[Dataset records]

☆ ☆ ☆

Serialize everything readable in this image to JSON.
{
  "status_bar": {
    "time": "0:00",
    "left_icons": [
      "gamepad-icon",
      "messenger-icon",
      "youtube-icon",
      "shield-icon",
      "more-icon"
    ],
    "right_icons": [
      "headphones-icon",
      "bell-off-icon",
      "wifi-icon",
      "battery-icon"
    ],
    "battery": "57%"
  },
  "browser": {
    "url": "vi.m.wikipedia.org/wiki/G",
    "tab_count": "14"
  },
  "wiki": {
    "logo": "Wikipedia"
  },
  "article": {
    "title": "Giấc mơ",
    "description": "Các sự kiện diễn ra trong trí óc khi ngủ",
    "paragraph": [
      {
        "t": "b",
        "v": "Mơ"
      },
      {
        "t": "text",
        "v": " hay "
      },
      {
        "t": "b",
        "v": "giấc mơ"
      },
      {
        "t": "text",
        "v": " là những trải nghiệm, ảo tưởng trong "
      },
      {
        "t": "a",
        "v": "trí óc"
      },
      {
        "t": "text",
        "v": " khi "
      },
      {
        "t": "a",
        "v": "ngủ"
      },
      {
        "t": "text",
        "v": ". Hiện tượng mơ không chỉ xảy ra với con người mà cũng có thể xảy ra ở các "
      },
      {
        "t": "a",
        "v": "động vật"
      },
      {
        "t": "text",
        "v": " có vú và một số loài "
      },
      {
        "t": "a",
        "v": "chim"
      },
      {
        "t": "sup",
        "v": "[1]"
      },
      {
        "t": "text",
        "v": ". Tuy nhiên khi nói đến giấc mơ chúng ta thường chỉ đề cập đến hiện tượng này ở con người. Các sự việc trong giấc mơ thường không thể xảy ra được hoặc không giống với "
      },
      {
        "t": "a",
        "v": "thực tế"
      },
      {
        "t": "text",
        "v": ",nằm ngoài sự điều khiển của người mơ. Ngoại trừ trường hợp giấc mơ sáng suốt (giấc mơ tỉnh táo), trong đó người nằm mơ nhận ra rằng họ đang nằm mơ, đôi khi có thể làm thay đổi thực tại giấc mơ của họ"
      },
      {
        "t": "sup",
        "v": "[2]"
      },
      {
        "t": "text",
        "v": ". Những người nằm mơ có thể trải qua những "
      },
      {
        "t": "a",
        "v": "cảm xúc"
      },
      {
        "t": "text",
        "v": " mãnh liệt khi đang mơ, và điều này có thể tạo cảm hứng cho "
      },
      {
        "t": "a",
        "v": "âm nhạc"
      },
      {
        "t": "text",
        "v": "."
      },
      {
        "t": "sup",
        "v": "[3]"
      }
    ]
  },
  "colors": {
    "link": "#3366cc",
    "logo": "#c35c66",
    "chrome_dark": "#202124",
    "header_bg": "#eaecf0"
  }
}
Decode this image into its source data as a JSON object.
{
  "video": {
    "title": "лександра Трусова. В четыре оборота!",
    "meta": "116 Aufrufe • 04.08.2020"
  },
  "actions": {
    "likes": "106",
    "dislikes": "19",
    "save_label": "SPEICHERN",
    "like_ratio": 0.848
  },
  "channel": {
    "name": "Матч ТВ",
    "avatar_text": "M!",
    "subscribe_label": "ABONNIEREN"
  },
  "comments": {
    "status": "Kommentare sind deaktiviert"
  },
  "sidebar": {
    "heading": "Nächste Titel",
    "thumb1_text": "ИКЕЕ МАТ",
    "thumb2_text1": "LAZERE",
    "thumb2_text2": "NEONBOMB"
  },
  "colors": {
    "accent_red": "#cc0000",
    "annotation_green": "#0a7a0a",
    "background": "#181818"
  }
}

☆ ☆ ☆

# WHAT IS BEING ASKED
Set every line of the listing down word for word.

# RESPONSE
Serialize everything readable in this image to JSON.
{
  "status_bar": {
    "time": "0:00",
    "left_icons": [
      "gamepad-icon",
      "messenger-icon",
      "youtube-icon",
      "shield-icon",
      "more-icon"
    ],
    "right_icons": [
      "headphones-icon",
      "bell-off-icon",
      "wifi-icon",
      "battery-icon"
    ],
    "battery": "57%"
  },
  "browser": {
    "url": "vi.m.wikipedia.org/wiki/G",
    "tab_count": "14"
  },
  "wiki": {
    "logo": "Wikipedia"
  },
  "article": {
    "title": "Giấc mơ",
    "description": "Các sự kiện diễn ra trong trí óc khi ngủ",
    "paragraph": [
      {
        "t": "b",
        "v": "Mơ"
      },
      {
        "t": "text",
        "v": " hay "
      },
      {
        "t": "b",
        "v": "giấc mơ"
      },
      {
        "t": "text",
        "v": " là những trải nghiệm, ảo tưởng trong "
      },
      {
        "t": "a",
        "v": "trí óc"
      },
      {
        "t": "text",
        "v": " khi "
      },
      {
        "t": "a",
        "v": "ngủ"
      },
      {
        "t": "text",
        "v": ". Hiện tượng mơ không chỉ xảy ra với con người mà cũng có thể xảy ra ở các "
      },
      {
        "t": "a",
        "v": "động vật"
      },
      {
        "t": "text",
        "v": " có vú và một số loài "
      },
      {
        "t": "a",
        "v": "chim"
      },
      {
        "t": "sup",
        "v": "[1]"
      },
      {
        "t": "text",
        "v": ". Tuy nhiên khi nói đến giấc mơ chúng ta thường chỉ đề cập đến hiện tượng này ở con người. Các sự việc trong giấc mơ thường không thể xảy ra được hoặc không giống với "
      },
      {
        "t": "a",
        "v": "thực tế"
      },
      {
        "t": "text",
        "v": ",nằm ngoài sự điều khiển của người mơ. Ngoại trừ trường hợp giấc mơ sáng suốt (giấc mơ tỉnh táo), trong đó người nằm mơ nhận ra rằng họ đang nằm mơ, đôi khi có thể làm thay đổi thực tại giấc mơ của họ"
      },
      {
        "t": "sup",
        "v": "[2]"
      },
      {
        "t": "text",
        "v": ". Những người nằm mơ có thể trải qua những "
      },
      {
        "t": "a",
        "v": "cảm xúc"
      },
      {
        "t": "text",
        "v": " mãnh liệt khi đang mơ, và điều này có thể tạo cảm hứng cho "
      },
      {
        "t": "a",
        "v": "âm nhạc"
      },
      {
        "t": "text",
        "v": "."
      },
      {
        "t": "sup",
        "v": "[3]"
      }
    ]
  },
  "colors": {
    "link": "#3366cc",
    "logo": "#c35c66",
    "chrome_dark": "#202124",
    "header_bg": "#eaecf0"
  }
}
Decode this image into its source data as a JSON object.
{
  "video": {
    "title": "лександра Трусова. В четыре оборота!",
    "meta": "116 Aufrufe • 04.08.2020"
  },
  "actions": {
    "likes": "106",
    "dislikes": "19",
    "save_label": "SPEICHERN",
    "like_ratio": 0.848
  },
  "channel": {
    "name": "Матч ТВ",
    "avatar_text": "M!",
    "subscribe_label": "ABONNIEREN"
  },
  "comments": {
    "status": "Kommentare sind deaktiviert"
  },
  "sidebar": {
    "heading": "Nächste Titel",
    "thumb1_text": "ИКЕЕ МАТ",
    "thumb2_text1": "LAZERE",
    "thumb2_text2": "NEONBOMB"
  },
  "colors": {
    "accent_red": "#cc0000",
    "annotation_green": "#0a7a0a",
    "background": "#181818"
  }
}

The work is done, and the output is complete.